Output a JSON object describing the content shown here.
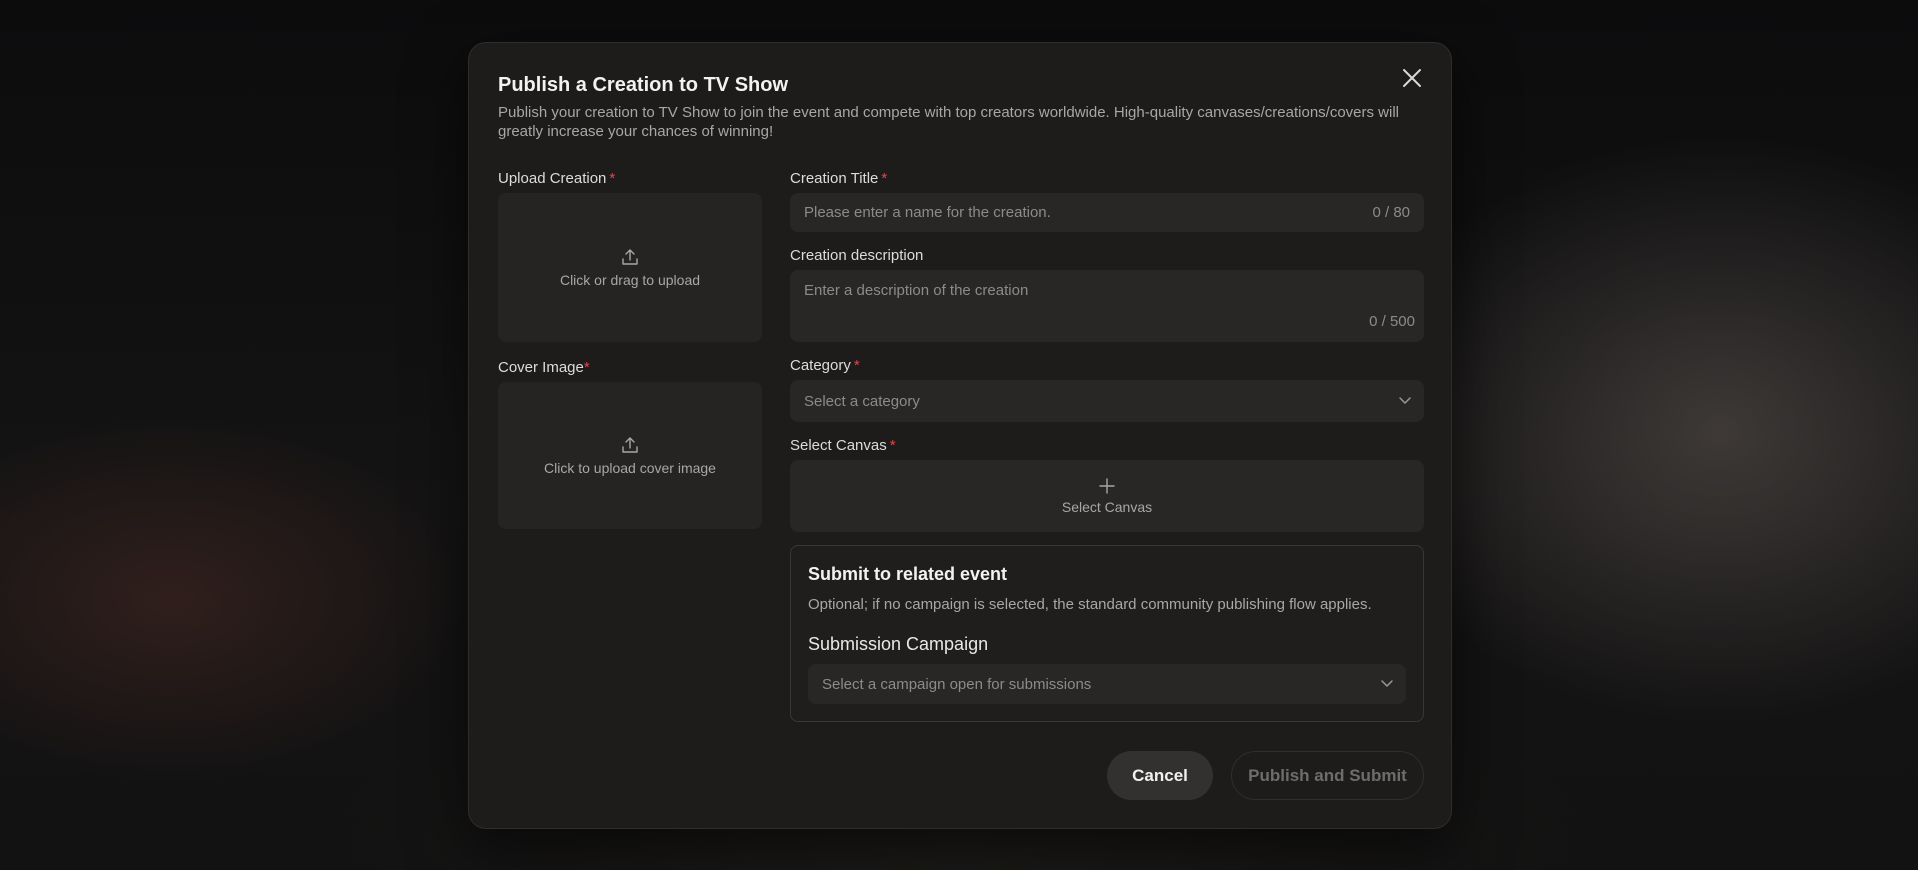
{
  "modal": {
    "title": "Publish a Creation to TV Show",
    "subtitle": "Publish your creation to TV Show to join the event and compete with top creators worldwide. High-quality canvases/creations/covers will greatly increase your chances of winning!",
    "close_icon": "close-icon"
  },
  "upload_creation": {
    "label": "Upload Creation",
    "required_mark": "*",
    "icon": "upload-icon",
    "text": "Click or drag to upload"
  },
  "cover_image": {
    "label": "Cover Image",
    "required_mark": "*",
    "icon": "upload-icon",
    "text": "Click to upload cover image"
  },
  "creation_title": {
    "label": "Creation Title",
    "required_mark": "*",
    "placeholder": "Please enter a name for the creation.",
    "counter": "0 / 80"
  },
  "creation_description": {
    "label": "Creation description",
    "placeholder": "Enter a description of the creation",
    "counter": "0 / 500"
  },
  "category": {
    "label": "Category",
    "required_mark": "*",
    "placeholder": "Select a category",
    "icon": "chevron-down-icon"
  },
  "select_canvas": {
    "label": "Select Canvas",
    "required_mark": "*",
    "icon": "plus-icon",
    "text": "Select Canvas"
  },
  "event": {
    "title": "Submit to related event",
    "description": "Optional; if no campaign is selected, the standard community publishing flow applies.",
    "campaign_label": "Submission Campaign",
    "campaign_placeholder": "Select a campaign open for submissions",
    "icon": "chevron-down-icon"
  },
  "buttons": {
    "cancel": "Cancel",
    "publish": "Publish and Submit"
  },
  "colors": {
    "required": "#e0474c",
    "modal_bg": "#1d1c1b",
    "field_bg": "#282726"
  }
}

WORK INSTRUCTIONS: Extract all lines of the records above that include "text".

EXERCISE RESPONSE:
    "text": "Click or drag to upload"
    "text": "Click to upload cover image"
    "text": "Select Canvas"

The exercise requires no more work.